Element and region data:
[BEGIN]

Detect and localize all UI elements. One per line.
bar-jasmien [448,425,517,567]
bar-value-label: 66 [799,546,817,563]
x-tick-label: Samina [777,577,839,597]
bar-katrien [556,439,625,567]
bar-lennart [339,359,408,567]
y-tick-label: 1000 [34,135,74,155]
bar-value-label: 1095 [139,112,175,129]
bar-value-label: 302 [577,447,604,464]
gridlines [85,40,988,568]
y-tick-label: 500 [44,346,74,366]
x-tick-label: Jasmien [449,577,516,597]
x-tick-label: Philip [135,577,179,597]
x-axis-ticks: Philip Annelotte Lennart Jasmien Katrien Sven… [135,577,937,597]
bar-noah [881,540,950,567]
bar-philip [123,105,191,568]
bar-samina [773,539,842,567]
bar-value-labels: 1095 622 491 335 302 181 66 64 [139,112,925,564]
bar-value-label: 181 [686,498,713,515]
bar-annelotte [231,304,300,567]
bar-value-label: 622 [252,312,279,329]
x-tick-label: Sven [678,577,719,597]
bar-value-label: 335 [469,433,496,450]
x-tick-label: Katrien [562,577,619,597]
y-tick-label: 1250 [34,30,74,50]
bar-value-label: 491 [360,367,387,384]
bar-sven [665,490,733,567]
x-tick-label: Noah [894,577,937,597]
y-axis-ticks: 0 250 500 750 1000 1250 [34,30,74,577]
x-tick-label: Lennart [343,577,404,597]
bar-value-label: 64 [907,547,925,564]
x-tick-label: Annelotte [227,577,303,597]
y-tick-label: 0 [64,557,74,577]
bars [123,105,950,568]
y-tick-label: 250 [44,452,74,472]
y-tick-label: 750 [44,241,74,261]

[END]

Please turn every line of the records above into a numbered list, skipping any blank lines.

◆ Reply to the exercise ◆
1. Detect and localize all UI elements. One per line.
2. bar-jasmien [448,425,517,567]
3. bar-value-label: 66 [799,546,817,563]
4. x-tick-label: Samina [777,577,839,597]
5. bar-katrien [556,439,625,567]
6. bar-lennart [339,359,408,567]
7. y-tick-label: 1000 [34,135,74,155]
8. bar-value-label: 1095 [139,112,175,129]
9. bar-value-label: 302 [577,447,604,464]
10. gridlines [85,40,988,568]
11. y-tick-label: 500 [44,346,74,366]
12. x-tick-label: Jasmien [449,577,516,597]
13. x-tick-label: Philip [135,577,179,597]
14. x-axis-ticks: Philip Annelotte Lennart Jasmien Katrien Sven… [135,577,937,597]
15. bar-noah [881,540,950,567]
16. bar-philip [123,105,191,568]
17. bar-samina [773,539,842,567]
18. bar-value-labels: 1095 622 491 335 302 181 66 64 [139,112,925,564]
19. bar-value-label: 181 [686,498,713,515]
20. bar-annelotte [231,304,300,567]
21. bar-value-label: 622 [252,312,279,329]
22. x-tick-label: Sven [678,577,719,597]
23. bar-value-label: 335 [469,433,496,450]
24. x-tick-label: Katrien [562,577,619,597]
25. y-tick-label: 1250 [34,30,74,50]
26. bar-value-label: 491 [360,367,387,384]
27. bar-sven [665,490,733,567]
28. x-tick-label: Noah [894,577,937,597]
29. y-axis-ticks: 0 250 500 750 1000 1250 [34,30,74,577]
30. x-tick-label: Lennart [343,577,404,597]
31. bar-value-label: 64 [907,547,925,564]
32. x-tick-label: Annelotte [227,577,303,597]
33. y-tick-label: 0 [64,557,74,577]
34. bars [123,105,950,568]
35. y-tick-label: 250 [44,452,74,472]
36. y-tick-label: 750 [44,241,74,261]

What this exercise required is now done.